> **課題**
抜粋を読んで、次の問いに答えてください。
(a) 安河内哲也が持つ英検の級は何か。
(b) 英語を30年やってきて、安河内哲也がいまだに間違えるものは何か。
(c) 鳥居りんこの肩書は何か。

> **抜粋**
--------------------------------

安河内哲也●やすこうち・てつや
東進ビジネススクール英語講師。・・・TOEICテスト4技能1390点満点、英検1級、国連英検特A級、通訳案内士の資格を持つ。『できる人の勉強法』(KADOKAWA中経)など著書多数。
間違えることを楽しめ!
「文法は大切ですが、細かいことにこだわらないように。私自身、30年英語をやってきて、三人称単数現在形の「S」を、いまだに間違える。もうあきらめました(笑)。けれど、アメリカ人から、今の「S」付いてないよと指摘されたこともありません。
アメリカ人自身もわりといい加減だし、彼らはそもそもせっかちだから、細かいことより先を知りたがる。だから、日本人としては間違って笑われることを気にせず、むしろ、アイツちょっと変な英語を喋るなと思われたほうが得。使い、間違え、直す。これ以外の方法で英語を話せるようになった人はいないのです」・・・
※英語を話すための7つの鉄則、PRESIDENT Online、2015年03月21日、引用
失敗を喜べ!
「間違えることを楽しめ!」って、さすが “東進ハイスクール” のカリスマ講師・安河内せんせい。普通は「間違えを恐れるな!」でしょ。ここまで言い切るのはすごい。あれ? どこかで聞いたことあるセリフだなぁ。そうだ。教育・子育てアドバイザーの鳥居りんこさんの「失敗したことを “経験値が増えた” と言って逆に喜べる」というアレと同じメンタリティーですね。

--------------------------------

> **表示資料**

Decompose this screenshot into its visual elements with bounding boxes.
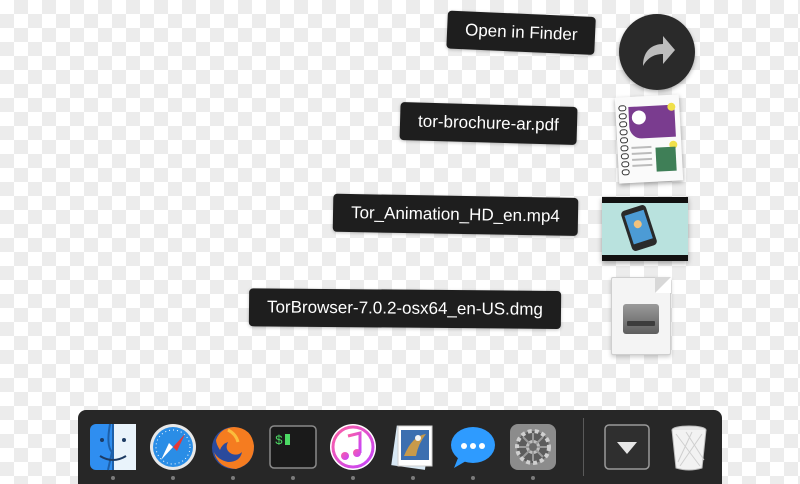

--------------------------------

> **解答**
(a) 英検1級
(b) 三人称単数現在形の「S」
(c) 教育・子育てアドバイザー